### Dataset records
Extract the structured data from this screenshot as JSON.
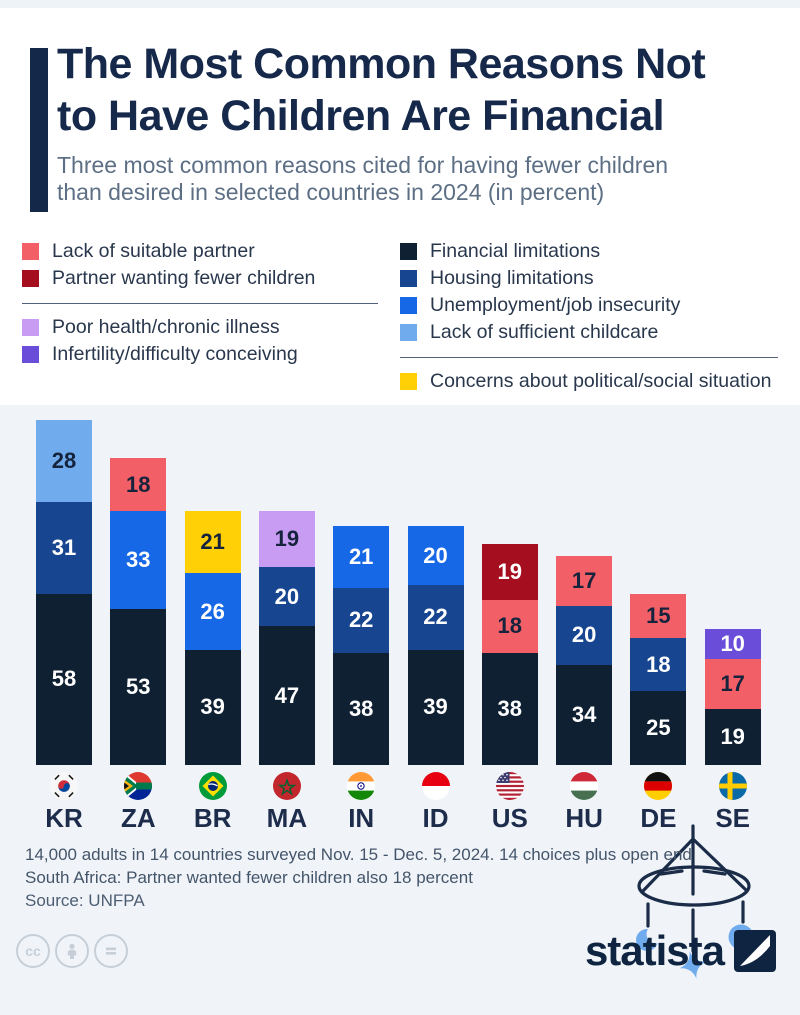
{
  "title": {
    "line1": "The Most Common Reasons Not",
    "line2": "to Have Children Are Financial"
  },
  "subtitle": {
    "line1": "Three most common reasons cited for having fewer children",
    "line2": "than desired in selected countries in 2024 (in percent)"
  },
  "legend": {
    "columns": [
      {
        "side": "left",
        "groups": [
          [
            {
              "key": "partner_lack",
              "label": "Lack of suitable partner"
            },
            {
              "key": "partner_fewer",
              "label": "Partner wanting fewer children"
            }
          ],
          [
            {
              "key": "health",
              "label": "Poor health/chronic illness"
            },
            {
              "key": "infertility",
              "label": "Infertility/difficulty conceiving"
            }
          ]
        ]
      },
      {
        "side": "right",
        "groups": [
          [
            {
              "key": "financial",
              "label": "Financial limitations"
            },
            {
              "key": "housing",
              "label": "Housing limitations"
            },
            {
              "key": "unemployment",
              "label": "Unemployment/job insecurity"
            },
            {
              "key": "childcare",
              "label": "Lack of sufficient childcare"
            }
          ],
          [
            {
              "key": "political",
              "label": "Concerns about political/social situation"
            }
          ]
        ]
      }
    ]
  },
  "chart_data": {
    "type": "bar",
    "stacked": true,
    "unit": "percent",
    "title": "Three most common reasons cited for having fewer children than desired in selected countries in 2024 (in percent)",
    "categories": [
      "KR",
      "ZA",
      "BR",
      "MA",
      "IN",
      "ID",
      "US",
      "HU",
      "DE",
      "SE"
    ],
    "series_colors": {
      "financial": "#0f2033",
      "housing": "#17458f",
      "unemployment": "#1768e6",
      "childcare": "#6fabed",
      "partner_lack": "#f25f66",
      "partner_fewer": "#a50e1e",
      "health": "#c89cf2",
      "infertility": "#6a4ed9",
      "political": "#ffd005"
    },
    "series_labels": {
      "financial": "Financial limitations",
      "housing": "Housing limitations",
      "unemployment": "Unemployment/job insecurity",
      "childcare": "Lack of sufficient childcare",
      "partner_lack": "Lack of suitable partner",
      "partner_fewer": "Partner wanting fewer children",
      "health": "Poor health/chronic illness",
      "infertility": "Infertility/difficulty conceiving",
      "political": "Concerns about political/social situation"
    },
    "bars": [
      {
        "country": "KR",
        "segments": [
          {
            "key": "financial",
            "value": 58
          },
          {
            "key": "housing",
            "value": 31
          },
          {
            "key": "childcare",
            "value": 28
          }
        ]
      },
      {
        "country": "ZA",
        "segments": [
          {
            "key": "financial",
            "value": 53
          },
          {
            "key": "unemployment",
            "value": 33
          },
          {
            "key": "partner_lack",
            "value": 18
          }
        ]
      },
      {
        "country": "BR",
        "segments": [
          {
            "key": "financial",
            "value": 39
          },
          {
            "key": "unemployment",
            "value": 26
          },
          {
            "key": "political",
            "value": 21
          }
        ]
      },
      {
        "country": "MA",
        "segments": [
          {
            "key": "financial",
            "value": 47
          },
          {
            "key": "housing",
            "value": 20
          },
          {
            "key": "health",
            "value": 19
          }
        ]
      },
      {
        "country": "IN",
        "segments": [
          {
            "key": "financial",
            "value": 38
          },
          {
            "key": "housing",
            "value": 22
          },
          {
            "key": "unemployment",
            "value": 21
          }
        ]
      },
      {
        "country": "ID",
        "segments": [
          {
            "key": "financial",
            "value": 39
          },
          {
            "key": "housing",
            "value": 22
          },
          {
            "key": "unemployment",
            "value": 20
          }
        ]
      },
      {
        "country": "US",
        "segments": [
          {
            "key": "financial",
            "value": 38
          },
          {
            "key": "partner_lack",
            "value": 18
          },
          {
            "key": "partner_fewer",
            "value": 19
          }
        ]
      },
      {
        "country": "HU",
        "segments": [
          {
            "key": "financial",
            "value": 34
          },
          {
            "key": "housing",
            "value": 20
          },
          {
            "key": "partner_lack",
            "value": 17
          }
        ]
      },
      {
        "country": "DE",
        "segments": [
          {
            "key": "financial",
            "value": 25
          },
          {
            "key": "housing",
            "value": 18
          },
          {
            "key": "partner_lack",
            "value": 15
          }
        ]
      },
      {
        "country": "SE",
        "segments": [
          {
            "key": "financial",
            "value": 19
          },
          {
            "key": "partner_lack",
            "value": 17
          },
          {
            "key": "infertility",
            "value": 10
          }
        ]
      }
    ]
  },
  "footnotes": {
    "line1": "14,000 adults in 14 countries surveyed Nov. 15 - Dec. 5, 2024. 14 choices plus open end",
    "line2": "South Africa: Partner wanted fewer children also 18 percent"
  },
  "source": "Source: UNFPA",
  "branding": {
    "logo_text": "statista",
    "accent_color": "#0e2440"
  }
}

### Directive
In the copy, include no pictures; restate the listing above exactly.

### Expected answer
Extract the structured data from this screenshot as JSON.
{
  "title": {
    "line1": "The Most Common Reasons Not",
    "line2": "to Have Children Are Financial"
  },
  "subtitle": {
    "line1": "Three most common reasons cited for having fewer children",
    "line2": "than desired in selected countries in 2024 (in percent)"
  },
  "legend": {
    "columns": [
      {
        "side": "left",
        "groups": [
          [
            {
              "key": "partner_lack",
              "label": "Lack of suitable partner"
            },
            {
              "key": "partner_fewer",
              "label": "Partner wanting fewer children"
            }
          ],
          [
            {
              "key": "health",
              "label": "Poor health/chronic illness"
            },
            {
              "key": "infertility",
              "label": "Infertility/difficulty conceiving"
            }
          ]
        ]
      },
      {
        "side": "right",
        "groups": [
          [
            {
              "key": "financial",
              "label": "Financial limitations"
            },
            {
              "key": "housing",
              "label": "Housing limitations"
            },
            {
              "key": "unemployment",
              "label": "Unemployment/job insecurity"
            },
            {
              "key": "childcare",
              "label": "Lack of sufficient childcare"
            }
          ],
          [
            {
              "key": "political",
              "label": "Concerns about political/social situation"
            }
          ]
        ]
      }
    ]
  },
  "chart_data": {
    "type": "bar",
    "stacked": true,
    "unit": "percent",
    "title": "Three most common reasons cited for having fewer children than desired in selected countries in 2024 (in percent)",
    "categories": [
      "KR",
      "ZA",
      "BR",
      "MA",
      "IN",
      "ID",
      "US",
      "HU",
      "DE",
      "SE"
    ],
    "series_colors": {
      "financial": "#0f2033",
      "housing": "#17458f",
      "unemployment": "#1768e6",
      "childcare": "#6fabed",
      "partner_lack": "#f25f66",
      "partner_fewer": "#a50e1e",
      "health": "#c89cf2",
      "infertility": "#6a4ed9",
      "political": "#ffd005"
    },
    "series_labels": {
      "financial": "Financial limitations",
      "housing": "Housing limitations",
      "unemployment": "Unemployment/job insecurity",
      "childcare": "Lack of sufficient childcare",
      "partner_lack": "Lack of suitable partner",
      "partner_fewer": "Partner wanting fewer children",
      "health": "Poor health/chronic illness",
      "infertility": "Infertility/difficulty conceiving",
      "political": "Concerns about political/social situation"
    },
    "bars": [
      {
        "country": "KR",
        "segments": [
          {
            "key": "financial",
            "value": 58
          },
          {
            "key": "housing",
            "value": 31
          },
          {
            "key": "childcare",
            "value": 28
          }
        ]
      },
      {
        "country": "ZA",
        "segments": [
          {
            "key": "financial",
            "value": 53
          },
          {
            "key": "unemployment",
            "value": 33
          },
          {
            "key": "partner_lack",
            "value": 18
          }
        ]
      },
      {
        "country": "BR",
        "segments": [
          {
            "key": "financial",
            "value": 39
          },
          {
            "key": "unemployment",
            "value": 26
          },
          {
            "key": "political",
            "value": 21
          }
        ]
      },
      {
        "country": "MA",
        "segments": [
          {
            "key": "financial",
            "value": 47
          },
          {
            "key": "housing",
            "value": 20
          },
          {
            "key": "health",
            "value": 19
          }
        ]
      },
      {
        "country": "IN",
        "segments": [
          {
            "key": "financial",
            "value": 38
          },
          {
            "key": "housing",
            "value": 22
          },
          {
            "key": "unemployment",
            "value": 21
          }
        ]
      },
      {
        "country": "ID",
        "segments": [
          {
            "key": "financial",
            "value": 39
          },
          {
            "key": "housing",
            "value": 22
          },
          {
            "key": "unemployment",
            "value": 20
          }
        ]
      },
      {
        "country": "US",
        "segments": [
          {
            "key": "financial",
            "value": 38
          },
          {
            "key": "partner_lack",
            "value": 18
          },
          {
            "key": "partner_fewer",
            "value": 19
          }
        ]
      },
      {
        "country": "HU",
        "segments": [
          {
            "key": "financial",
            "value": 34
          },
          {
            "key": "housing",
            "value": 20
          },
          {
            "key": "partner_lack",
            "value": 17
          }
        ]
      },
      {
        "country": "DE",
        "segments": [
          {
            "key": "financial",
            "value": 25
          },
          {
            "key": "housing",
            "value": 18
          },
          {
            "key": "partner_lack",
            "value": 15
          }
        ]
      },
      {
        "country": "SE",
        "segments": [
          {
            "key": "financial",
            "value": 19
          },
          {
            "key": "partner_lack",
            "value": 17
          },
          {
            "key": "infertility",
            "value": 10
          }
        ]
      }
    ]
  },
  "footnotes": {
    "line1": "14,000 adults in 14 countries surveyed Nov. 15 - Dec. 5, 2024. 14 choices plus open end",
    "line2": "South Africa: Partner wanted fewer children also 18 percent"
  },
  "source": "Source: UNFPA",
  "branding": {
    "logo_text": "statista",
    "accent_color": "#0e2440"
  }
}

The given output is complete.